__Objective__. Return the listing below verbatim. Pictures do not belong in the copy.

__Data provided__.
--*--
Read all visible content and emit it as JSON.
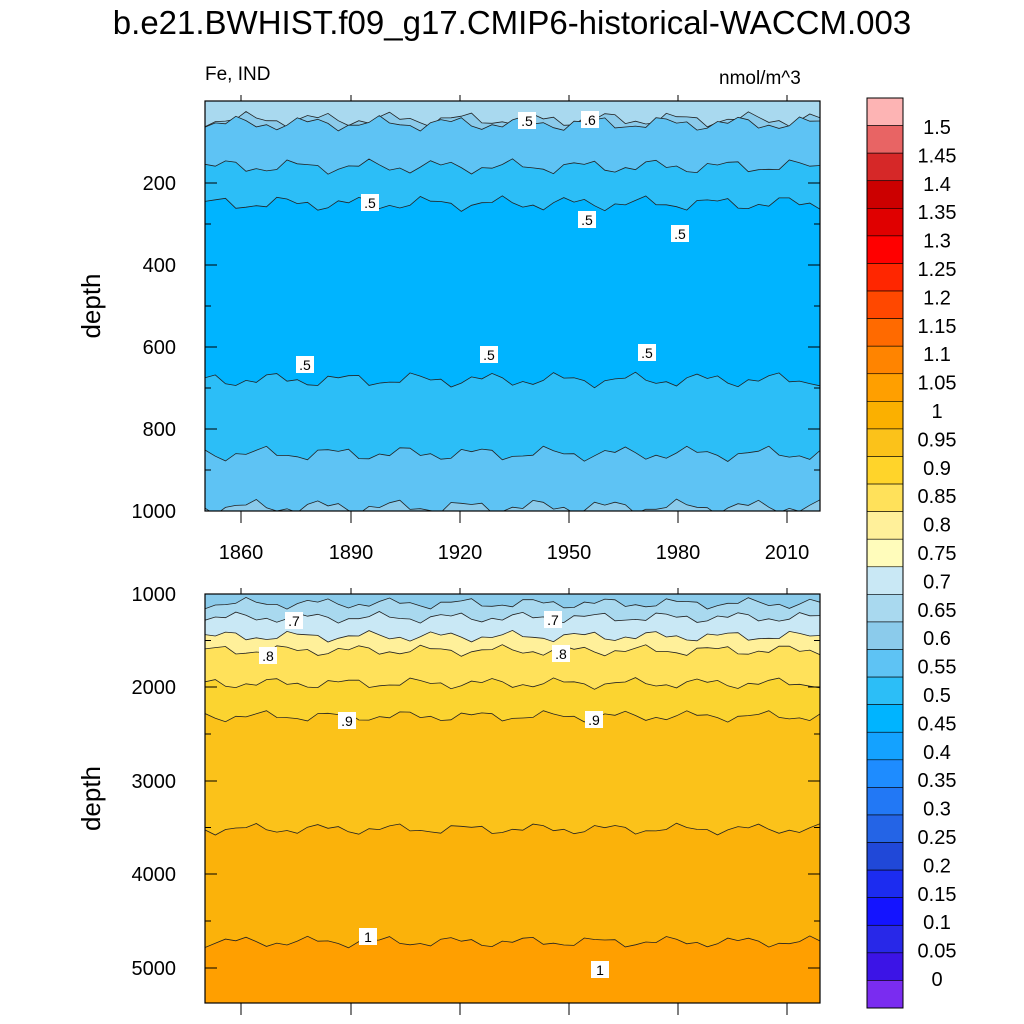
{
  "title": "b.e21.BWHIST.f09_g17.CMIP6-historical-WACCM.003",
  "left_label": "Fe, IND",
  "units": "nmol/m^3",
  "chart_data": [
    {
      "type": "heatmap",
      "panel": "upper",
      "ylabel": "depth",
      "xlim": [
        1850,
        2015
      ],
      "ylim": [
        1000,
        0
      ],
      "x_ticks": [
        "1860",
        "1890",
        "1920",
        "1950",
        "1980",
        "2010"
      ],
      "y_ticks": [
        "200",
        "400",
        "600",
        "800",
        "1000"
      ],
      "contour_labels": [
        ".5",
        ".6",
        ".5",
        ".5",
        ".5",
        ".5",
        ".5",
        ".5"
      ],
      "bands": [
        {
          "value": 0.675,
          "depth": [
            0,
            45
          ]
        },
        {
          "value": 0.625,
          "depth": [
            45,
            55
          ]
        },
        {
          "value": 0.575,
          "depth": [
            55,
            160
          ]
        },
        {
          "value": 0.525,
          "depth": [
            160,
            250
          ]
        },
        {
          "value": 0.475,
          "depth": [
            250,
            680
          ]
        },
        {
          "value": 0.525,
          "depth": [
            680,
            860
          ]
        },
        {
          "value": 0.575,
          "depth": [
            860,
            990
          ]
        },
        {
          "value": 0.625,
          "depth": [
            990,
            1000
          ]
        }
      ]
    },
    {
      "type": "heatmap",
      "panel": "lower",
      "ylabel": "depth",
      "xlim": [
        1850,
        2015
      ],
      "ylim": [
        5350,
        1000
      ],
      "y_ticks": [
        "1000",
        "2000",
        "3000",
        "4000",
        "5000"
      ],
      "contour_labels": [
        ".7",
        ".7",
        ".8",
        ".8",
        ".9",
        ".9",
        "1",
        "1"
      ],
      "bands": [
        {
          "value": 0.625,
          "depth": [
            1000,
            1100
          ]
        },
        {
          "value": 0.675,
          "depth": [
            1100,
            1250
          ]
        },
        {
          "value": 0.725,
          "depth": [
            1250,
            1450
          ]
        },
        {
          "value": 0.775,
          "depth": [
            1450,
            1600
          ]
        },
        {
          "value": 0.825,
          "depth": [
            1600,
            1950
          ]
        },
        {
          "value": 0.875,
          "depth": [
            1950,
            2300
          ]
        },
        {
          "value": 0.925,
          "depth": [
            2300,
            3500
          ]
        },
        {
          "value": 0.975,
          "depth": [
            3500,
            4700
          ]
        },
        {
          "value": 1.025,
          "depth": [
            4700,
            5350
          ]
        }
      ]
    }
  ],
  "colorbar": {
    "labels": [
      "1.5",
      "1.45",
      "1.4",
      "1.35",
      "1.3",
      "1.25",
      "1.2",
      "1.15",
      "1.1",
      "1.05",
      "1",
      "0.95",
      "0.9",
      "0.85",
      "0.8",
      "0.75",
      "0.7",
      "0.65",
      "0.6",
      "0.55",
      "0.5",
      "0.45",
      "0.4",
      "0.35",
      "0.3",
      "0.25",
      "0.2",
      "0.15",
      "0.1",
      "0.05",
      "0"
    ],
    "colors": [
      "#fdb4b4",
      "#e86464",
      "#d62828",
      "#cc0000",
      "#e00000",
      "#ff0000",
      "#ff2600",
      "#ff4800",
      "#ff6a00",
      "#ff8400",
      "#ff9f00",
      "#fbb000",
      "#fbc21a",
      "#ffd42a",
      "#ffe15a",
      "#fff09a",
      "#fffcbb",
      "#c9e8f5",
      "#a9d9ef",
      "#8bcbeb",
      "#5ec3f4",
      "#2cbef7",
      "#00b4ff",
      "#14a2ff",
      "#1e8cff",
      "#2278f5",
      "#2464e6",
      "#2048d8",
      "#1c2cf0",
      "#1414ff",
      "#2828e8",
      "#3c14e6",
      "#7a2cf0"
    ]
  }
}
--*--
__Task answer__.
Read all visible content and emit it as JSON.
{
  "title": "b.e21.BWHIST.f09_g17.CMIP6-historical-WACCM.003",
  "left_label": "Fe, IND",
  "units": "nmol/m^3",
  "chart_data": [
    {
      "type": "heatmap",
      "panel": "upper",
      "ylabel": "depth",
      "xlim": [
        1850,
        2015
      ],
      "ylim": [
        1000,
        0
      ],
      "x_ticks": [
        "1860",
        "1890",
        "1920",
        "1950",
        "1980",
        "2010"
      ],
      "y_ticks": [
        "200",
        "400",
        "600",
        "800",
        "1000"
      ],
      "contour_labels": [
        ".5",
        ".6",
        ".5",
        ".5",
        ".5",
        ".5",
        ".5",
        ".5"
      ],
      "bands": [
        {
          "value": 0.675,
          "depth": [
            0,
            45
          ]
        },
        {
          "value": 0.625,
          "depth": [
            45,
            55
          ]
        },
        {
          "value": 0.575,
          "depth": [
            55,
            160
          ]
        },
        {
          "value": 0.525,
          "depth": [
            160,
            250
          ]
        },
        {
          "value": 0.475,
          "depth": [
            250,
            680
          ]
        },
        {
          "value": 0.525,
          "depth": [
            680,
            860
          ]
        },
        {
          "value": 0.575,
          "depth": [
            860,
            990
          ]
        },
        {
          "value": 0.625,
          "depth": [
            990,
            1000
          ]
        }
      ]
    },
    {
      "type": "heatmap",
      "panel": "lower",
      "ylabel": "depth",
      "xlim": [
        1850,
        2015
      ],
      "ylim": [
        5350,
        1000
      ],
      "y_ticks": [
        "1000",
        "2000",
        "3000",
        "4000",
        "5000"
      ],
      "contour_labels": [
        ".7",
        ".7",
        ".8",
        ".8",
        ".9",
        ".9",
        "1",
        "1"
      ],
      "bands": [
        {
          "value": 0.625,
          "depth": [
            1000,
            1100
          ]
        },
        {
          "value": 0.675,
          "depth": [
            1100,
            1250
          ]
        },
        {
          "value": 0.725,
          "depth": [
            1250,
            1450
          ]
        },
        {
          "value": 0.775,
          "depth": [
            1450,
            1600
          ]
        },
        {
          "value": 0.825,
          "depth": [
            1600,
            1950
          ]
        },
        {
          "value": 0.875,
          "depth": [
            1950,
            2300
          ]
        },
        {
          "value": 0.925,
          "depth": [
            2300,
            3500
          ]
        },
        {
          "value": 0.975,
          "depth": [
            3500,
            4700
          ]
        },
        {
          "value": 1.025,
          "depth": [
            4700,
            5350
          ]
        }
      ]
    }
  ],
  "colorbar": {
    "labels": [
      "1.5",
      "1.45",
      "1.4",
      "1.35",
      "1.3",
      "1.25",
      "1.2",
      "1.15",
      "1.1",
      "1.05",
      "1",
      "0.95",
      "0.9",
      "0.85",
      "0.8",
      "0.75",
      "0.7",
      "0.65",
      "0.6",
      "0.55",
      "0.5",
      "0.45",
      "0.4",
      "0.35",
      "0.3",
      "0.25",
      "0.2",
      "0.15",
      "0.1",
      "0.05",
      "0"
    ],
    "colors": [
      "#fdb4b4",
      "#e86464",
      "#d62828",
      "#cc0000",
      "#e00000",
      "#ff0000",
      "#ff2600",
      "#ff4800",
      "#ff6a00",
      "#ff8400",
      "#ff9f00",
      "#fbb000",
      "#fbc21a",
      "#ffd42a",
      "#ffe15a",
      "#fff09a",
      "#fffcbb",
      "#c9e8f5",
      "#a9d9ef",
      "#8bcbeb",
      "#5ec3f4",
      "#2cbef7",
      "#00b4ff",
      "#14a2ff",
      "#1e8cff",
      "#2278f5",
      "#2464e6",
      "#2048d8",
      "#1c2cf0",
      "#1414ff",
      "#2828e8",
      "#3c14e6",
      "#7a2cf0"
    ]
  }
}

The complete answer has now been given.